Directions for this task:
Locate each line below that includes "title" and reproduce it.
>>>
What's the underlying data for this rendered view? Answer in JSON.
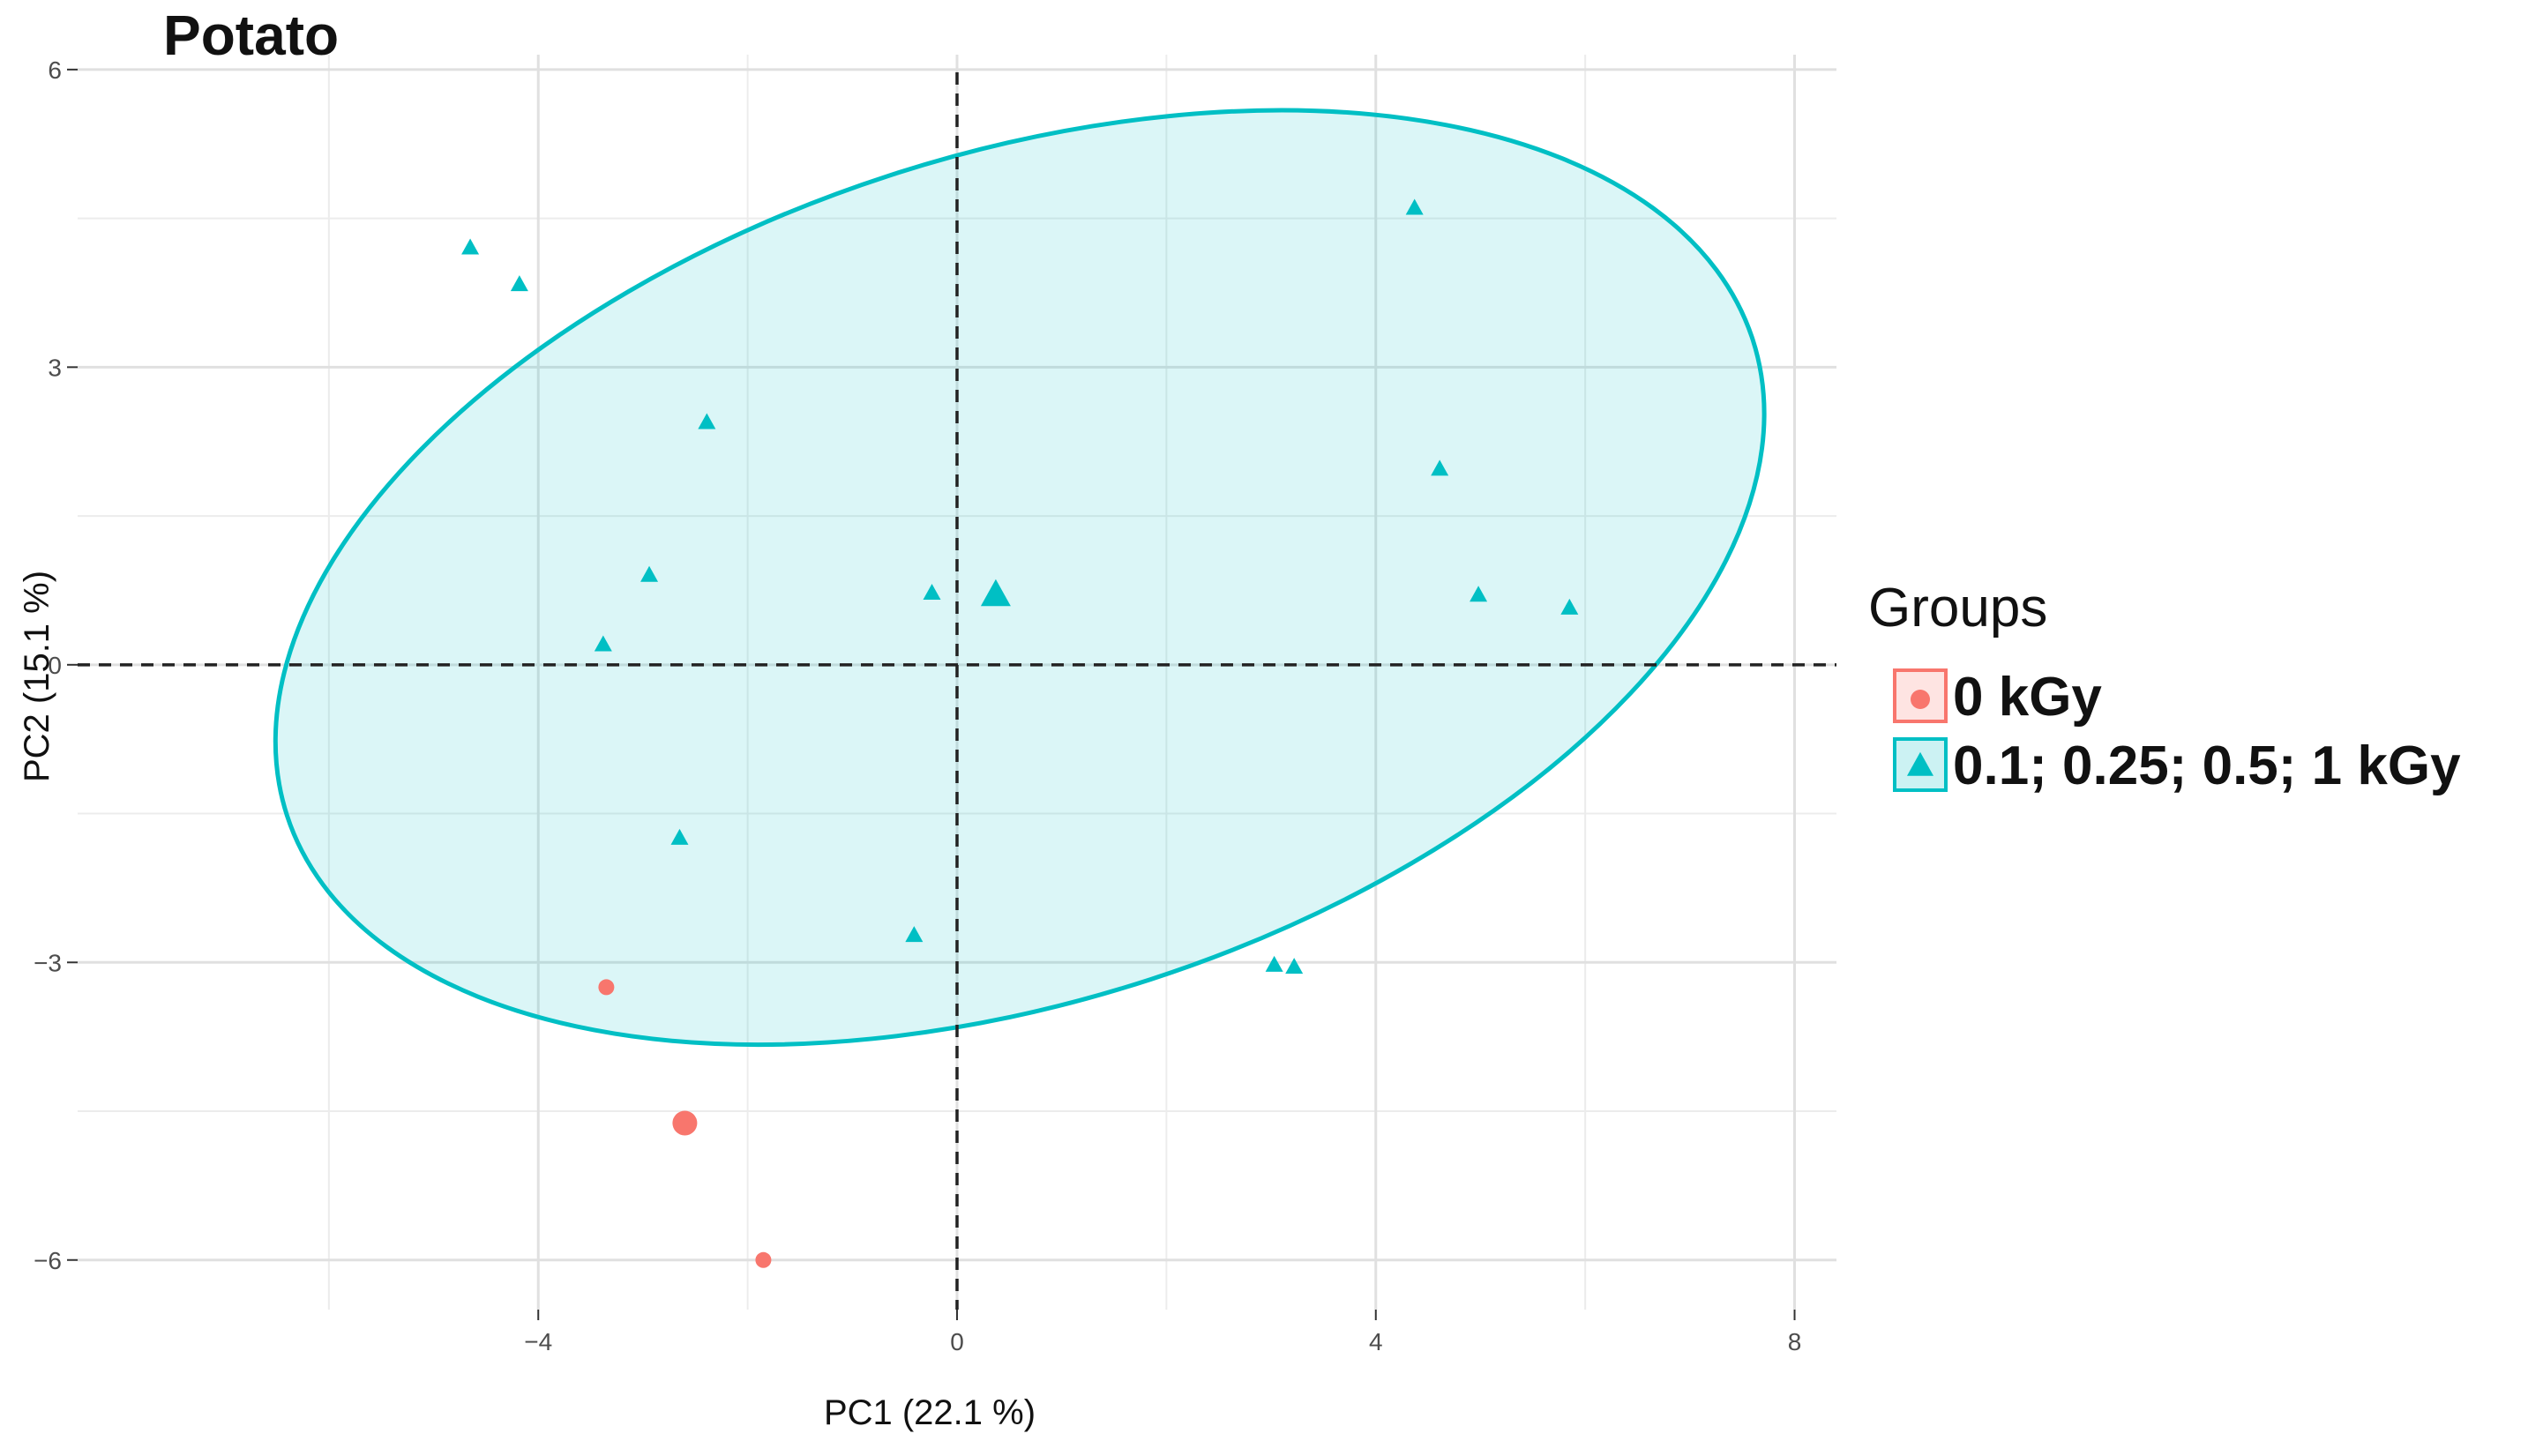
{
  "chart_data": {
    "type": "scatter",
    "title": "Potato",
    "xlabel": "PC1 (22.1 %)",
    "ylabel": "PC2 (15.1 %)",
    "xlim": [
      -8.4,
      8.4
    ],
    "ylim": [
      -6.5,
      6.15
    ],
    "xticks": [
      -4,
      0,
      4,
      8
    ],
    "yticks": [
      6,
      3,
      0,
      -3,
      -6
    ],
    "xtick_labels": [
      "−4",
      "0",
      "4",
      "8"
    ],
    "ytick_labels": [
      "6",
      "3",
      "0",
      "−3",
      "−6"
    ],
    "grid": true,
    "reference_lines": {
      "x": 0,
      "y": 0,
      "style": "dashed"
    },
    "legend": {
      "title": "Groups",
      "position": "right",
      "entries": [
        {
          "label": "0 kGy",
          "marker": "circle",
          "color": "#F8766D"
        },
        {
          "label": "0.1; 0.25; 0.5; 1 kGy",
          "marker": "triangle",
          "color": "#00BFC4"
        }
      ]
    },
    "series": [
      {
        "name": "0 kGy",
        "marker": "circle",
        "color": "#F8766D",
        "x": [
          -3.35,
          -1.85
        ],
        "y": [
          -3.25,
          -6.0
        ],
        "centroid": {
          "x": -2.6,
          "y": -4.62
        }
      },
      {
        "name": "0.1; 0.25; 0.5; 1 kGy",
        "marker": "triangle",
        "color": "#00BFC4",
        "x": [
          -4.65,
          -4.18,
          -2.39,
          -2.94,
          -3.38,
          -2.65,
          -0.41,
          -0.24,
          4.37,
          4.61,
          4.98,
          5.85,
          3.03,
          3.22
        ],
        "y": [
          4.2,
          3.83,
          2.44,
          0.9,
          0.2,
          -1.75,
          -2.73,
          0.72,
          4.6,
          1.97,
          0.7,
          0.57,
          -3.03,
          -3.05
        ],
        "centroid": {
          "x": 0.37,
          "y": 0.7
        },
        "ellipse": {
          "cx": 0.6,
          "cy": 0.88,
          "rx": 7.36,
          "ry": 4.26,
          "angle_deg": -18
        }
      }
    ]
  }
}
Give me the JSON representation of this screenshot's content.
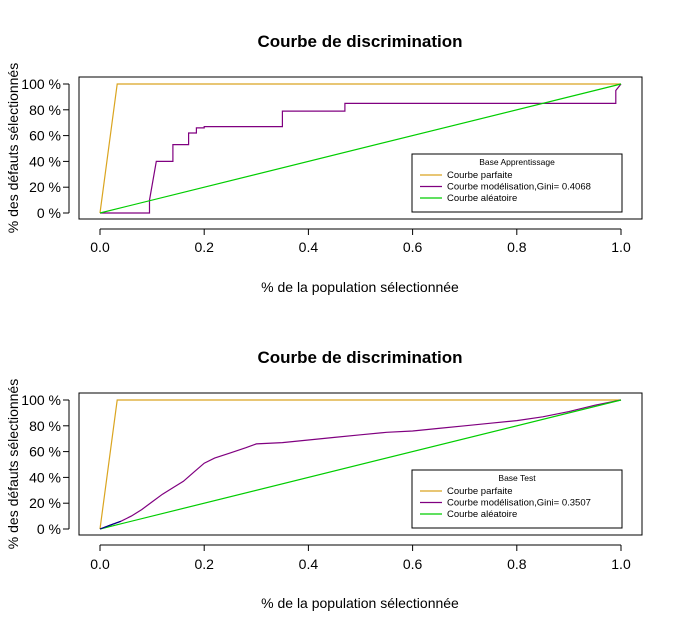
{
  "colors": {
    "parfaite": "#DAA520",
    "modelisation": "#800080",
    "aleatoire": "#00CD00",
    "modelisation_test_start": "#00008B"
  },
  "chart_data": [
    {
      "type": "line",
      "title": "Courbe de discrimination",
      "xlabel": "% de la population sélectionnée",
      "ylabel": "% des défauts sélectionnés",
      "xlim": [
        0,
        1
      ],
      "ylim": [
        0,
        1
      ],
      "xticks": [
        "0.0",
        "0.2",
        "0.4",
        "0.6",
        "0.8",
        "1.0"
      ],
      "yticks": [
        "0 %",
        "20 %",
        "40 %",
        "60 %",
        "80 %",
        "100 %"
      ],
      "legend": {
        "title": "Base Apprentissage",
        "position": "bottom-right",
        "entries": [
          "Courbe parfaite",
          "Courbe modélisation,Gini= 0.4068",
          "Courbe aléatoire"
        ]
      },
      "series": [
        {
          "name": "Courbe parfaite",
          "color": "parfaite",
          "x": [
            0,
            0.033,
            1
          ],
          "y": [
            0,
            1,
            1
          ]
        },
        {
          "name": "Courbe modélisation,Gini= 0.4068",
          "color": "modelisation",
          "x": [
            0,
            0.095,
            0.095,
            0.108,
            0.108,
            0.14,
            0.14,
            0.17,
            0.17,
            0.185,
            0.185,
            0.2,
            0.2,
            0.35,
            0.35,
            0.47,
            0.47,
            0.99,
            0.99,
            1.0
          ],
          "y": [
            0,
            0,
            0.1,
            0.4,
            0.4,
            0.4,
            0.53,
            0.53,
            0.62,
            0.62,
            0.66,
            0.66,
            0.67,
            0.67,
            0.79,
            0.79,
            0.85,
            0.85,
            0.95,
            1.0
          ]
        },
        {
          "name": "Courbe aléatoire",
          "color": "aleatoire",
          "x": [
            0,
            1
          ],
          "y": [
            0,
            1
          ]
        }
      ]
    },
    {
      "type": "line",
      "title": "Courbe de discrimination",
      "xlabel": "% de la population sélectionnée",
      "ylabel": "% des défauts sélectionnés",
      "xlim": [
        0,
        1
      ],
      "ylim": [
        0,
        1
      ],
      "xticks": [
        "0.0",
        "0.2",
        "0.4",
        "0.6",
        "0.8",
        "1.0"
      ],
      "yticks": [
        "0 %",
        "20 %",
        "40 %",
        "60 %",
        "80 %",
        "100 %"
      ],
      "legend": {
        "title": "Base Test",
        "position": "bottom-right",
        "entries": [
          "Courbe parfaite",
          "Courbe modélisation,Gini= 0.3507",
          "Courbe aléatoire"
        ]
      },
      "series": [
        {
          "name": "Courbe parfaite",
          "color": "parfaite",
          "x": [
            0,
            0.033,
            1
          ],
          "y": [
            0,
            1,
            1
          ]
        },
        {
          "name": "Courbe modélisation,Gini= 0.3507",
          "color": "modelisation",
          "x": [
            0,
            0.02,
            0.04,
            0.06,
            0.08,
            0.1,
            0.12,
            0.14,
            0.16,
            0.18,
            0.2,
            0.22,
            0.25,
            0.28,
            0.3,
            0.35,
            0.4,
            0.45,
            0.5,
            0.55,
            0.6,
            0.65,
            0.7,
            0.75,
            0.8,
            0.85,
            0.9,
            0.95,
            1.0
          ],
          "y": [
            0,
            0.03,
            0.06,
            0.1,
            0.15,
            0.21,
            0.27,
            0.32,
            0.37,
            0.44,
            0.51,
            0.55,
            0.59,
            0.63,
            0.66,
            0.67,
            0.69,
            0.71,
            0.73,
            0.75,
            0.76,
            0.78,
            0.8,
            0.82,
            0.84,
            0.87,
            0.91,
            0.96,
            1.0
          ]
        },
        {
          "name": "Courbe aléatoire",
          "color": "aleatoire",
          "x": [
            0,
            1
          ],
          "y": [
            0,
            1
          ]
        }
      ]
    }
  ]
}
<<<
The result:
    "title": "Potato",
      "title": "Groups",
      "title": "Courbe de discrimination",
        "title": "Base Apprentissage",
      "title": "Courbe de discrimination",
        "title": "Base Test",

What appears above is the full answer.